* [Task prompt]: Pull every line that holds the word "label" from the entries.

%%

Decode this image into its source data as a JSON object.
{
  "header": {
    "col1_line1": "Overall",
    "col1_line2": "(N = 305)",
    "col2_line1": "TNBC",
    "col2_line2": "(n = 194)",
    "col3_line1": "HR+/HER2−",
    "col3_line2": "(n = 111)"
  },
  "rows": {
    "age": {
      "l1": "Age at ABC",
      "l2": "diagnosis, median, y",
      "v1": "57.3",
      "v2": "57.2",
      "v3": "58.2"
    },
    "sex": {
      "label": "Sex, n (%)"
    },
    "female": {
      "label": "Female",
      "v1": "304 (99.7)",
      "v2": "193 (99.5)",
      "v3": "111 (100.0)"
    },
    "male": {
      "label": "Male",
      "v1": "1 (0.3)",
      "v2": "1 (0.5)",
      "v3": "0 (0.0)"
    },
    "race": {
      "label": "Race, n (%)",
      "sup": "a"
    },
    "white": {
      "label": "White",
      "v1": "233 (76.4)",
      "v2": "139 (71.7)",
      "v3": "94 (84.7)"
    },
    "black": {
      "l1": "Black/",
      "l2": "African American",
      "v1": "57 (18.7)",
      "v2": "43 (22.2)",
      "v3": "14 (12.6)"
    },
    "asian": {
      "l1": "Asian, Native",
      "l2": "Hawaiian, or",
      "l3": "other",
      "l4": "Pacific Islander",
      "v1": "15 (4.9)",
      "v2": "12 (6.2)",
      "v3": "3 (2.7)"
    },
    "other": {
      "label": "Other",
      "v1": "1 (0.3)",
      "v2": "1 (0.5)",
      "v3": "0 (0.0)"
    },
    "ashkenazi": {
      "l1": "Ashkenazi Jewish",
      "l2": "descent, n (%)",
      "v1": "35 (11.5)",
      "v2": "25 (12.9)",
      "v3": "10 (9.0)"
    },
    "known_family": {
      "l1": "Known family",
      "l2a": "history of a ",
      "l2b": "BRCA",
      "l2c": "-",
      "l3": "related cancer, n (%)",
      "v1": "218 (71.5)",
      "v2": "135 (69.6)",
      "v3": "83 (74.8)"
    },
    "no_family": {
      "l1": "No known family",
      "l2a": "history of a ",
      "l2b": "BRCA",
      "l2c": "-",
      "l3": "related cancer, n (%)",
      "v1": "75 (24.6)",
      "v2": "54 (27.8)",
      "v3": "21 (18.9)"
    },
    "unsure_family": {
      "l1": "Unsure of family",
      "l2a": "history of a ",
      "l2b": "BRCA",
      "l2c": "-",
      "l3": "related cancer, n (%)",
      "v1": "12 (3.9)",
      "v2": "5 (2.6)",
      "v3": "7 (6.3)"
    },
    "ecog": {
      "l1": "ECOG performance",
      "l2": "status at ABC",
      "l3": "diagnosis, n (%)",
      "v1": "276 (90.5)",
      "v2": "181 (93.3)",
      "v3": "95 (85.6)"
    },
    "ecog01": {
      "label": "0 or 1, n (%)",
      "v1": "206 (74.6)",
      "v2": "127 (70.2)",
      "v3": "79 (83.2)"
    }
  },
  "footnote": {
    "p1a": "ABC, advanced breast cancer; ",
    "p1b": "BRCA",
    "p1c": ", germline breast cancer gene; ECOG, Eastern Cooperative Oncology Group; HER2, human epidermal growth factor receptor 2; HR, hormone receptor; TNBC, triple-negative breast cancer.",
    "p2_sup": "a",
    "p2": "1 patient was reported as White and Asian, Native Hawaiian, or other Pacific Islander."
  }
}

%%

* [Response]:
      "label": "Sex, n (%)"
      "label": "Female",
      "label": "Male",
      "label": "Race, n (%)",
      "label": "White",
      "label": "Other",
      "label": "0 or 1, n (%)",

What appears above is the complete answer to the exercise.